SET TASK
Swap each "MySQL" in the data below for "PostgreSQL" and reproduce the data with nothing else changed.

RECORDS
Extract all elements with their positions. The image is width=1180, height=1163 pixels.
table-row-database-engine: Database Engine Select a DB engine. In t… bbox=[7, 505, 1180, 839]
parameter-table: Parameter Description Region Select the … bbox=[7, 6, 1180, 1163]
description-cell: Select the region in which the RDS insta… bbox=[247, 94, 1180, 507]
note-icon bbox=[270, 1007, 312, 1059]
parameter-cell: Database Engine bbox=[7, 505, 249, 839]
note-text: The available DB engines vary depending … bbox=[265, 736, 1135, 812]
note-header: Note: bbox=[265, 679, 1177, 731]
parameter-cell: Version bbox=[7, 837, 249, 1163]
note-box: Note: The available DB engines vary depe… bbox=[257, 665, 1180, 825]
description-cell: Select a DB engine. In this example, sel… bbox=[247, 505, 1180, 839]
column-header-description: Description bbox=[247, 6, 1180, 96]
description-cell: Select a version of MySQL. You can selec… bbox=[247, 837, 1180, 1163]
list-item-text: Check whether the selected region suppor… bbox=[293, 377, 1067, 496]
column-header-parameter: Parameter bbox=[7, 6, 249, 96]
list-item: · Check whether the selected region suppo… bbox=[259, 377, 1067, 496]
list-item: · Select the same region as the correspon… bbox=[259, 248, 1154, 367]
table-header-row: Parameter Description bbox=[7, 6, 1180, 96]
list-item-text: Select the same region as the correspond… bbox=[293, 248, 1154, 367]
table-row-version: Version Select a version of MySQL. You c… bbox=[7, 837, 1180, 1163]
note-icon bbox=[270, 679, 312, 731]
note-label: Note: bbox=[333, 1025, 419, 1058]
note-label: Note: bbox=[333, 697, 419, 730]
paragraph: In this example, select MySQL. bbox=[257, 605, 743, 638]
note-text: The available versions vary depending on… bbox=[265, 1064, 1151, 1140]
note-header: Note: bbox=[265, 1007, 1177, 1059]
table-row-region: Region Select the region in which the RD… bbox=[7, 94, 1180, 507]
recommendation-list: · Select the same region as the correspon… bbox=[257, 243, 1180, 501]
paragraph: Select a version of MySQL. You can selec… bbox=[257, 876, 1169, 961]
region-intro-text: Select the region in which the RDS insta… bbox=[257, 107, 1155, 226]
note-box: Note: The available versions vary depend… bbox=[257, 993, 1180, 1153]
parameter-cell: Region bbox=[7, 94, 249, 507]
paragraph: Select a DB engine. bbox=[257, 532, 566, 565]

TASK OUTPUT
Extract all elements with their positions. The image is width=1180, height=1163 pixels.
table-row-database-engine: Database Engine Select a DB engine. In t… bbox=[7, 505, 1180, 839]
parameter-table: Parameter Description Region Select the … bbox=[7, 6, 1180, 1163]
description-cell: Select the region in which the RDS insta… bbox=[247, 94, 1180, 507]
note-icon bbox=[270, 1007, 312, 1059]
parameter-cell: Database Engine bbox=[7, 505, 249, 839]
note-text: The available DB engines vary depending … bbox=[265, 736, 1135, 812]
note-header: Note: bbox=[265, 679, 1177, 731]
parameter-cell: Version bbox=[7, 837, 249, 1163]
note-box: Note: The available DB engines vary depe… bbox=[257, 665, 1180, 825]
description-cell: Select a DB engine. In this example, sel… bbox=[247, 505, 1180, 839]
column-header-description: Description bbox=[247, 6, 1180, 96]
description-cell: Select a version of PostgreSQL. You can selec… bbox=[247, 837, 1180, 1163]
list-item-text: Check whether the selected region suppor… bbox=[293, 377, 1067, 496]
column-header-parameter: Parameter bbox=[7, 6, 249, 96]
list-item: · Check whether the selected region suppo… bbox=[259, 377, 1067, 496]
list-item: · Select the same region as the correspon… bbox=[259, 248, 1154, 367]
table-header-row: Parameter Description bbox=[7, 6, 1180, 96]
list-item-text: Select the same region as the correspond… bbox=[293, 248, 1154, 367]
table-row-version: Version Select a version of PostgreSQL. You c… bbox=[7, 837, 1180, 1163]
note-icon bbox=[270, 679, 312, 731]
note-label: Note: bbox=[333, 1025, 419, 1058]
note-label: Note: bbox=[333, 697, 419, 730]
paragraph: In this example, select PostgreSQL. bbox=[257, 605, 743, 638]
note-text: The available versions vary depending on… bbox=[265, 1064, 1151, 1140]
note-header: Note: bbox=[265, 1007, 1177, 1059]
table-row-region: Region Select the region in which the RD… bbox=[7, 94, 1180, 507]
recommendation-list: · Select the same region as the correspon… bbox=[257, 243, 1180, 501]
paragraph: Select a version of PostgreSQL. You can selec… bbox=[257, 876, 1169, 961]
region-intro-text: Select the region in which the RDS insta… bbox=[257, 107, 1155, 226]
note-box: Note: The available versions vary depend… bbox=[257, 993, 1180, 1153]
parameter-cell: Region bbox=[7, 94, 249, 507]
paragraph: Select a DB engine. bbox=[257, 532, 566, 565]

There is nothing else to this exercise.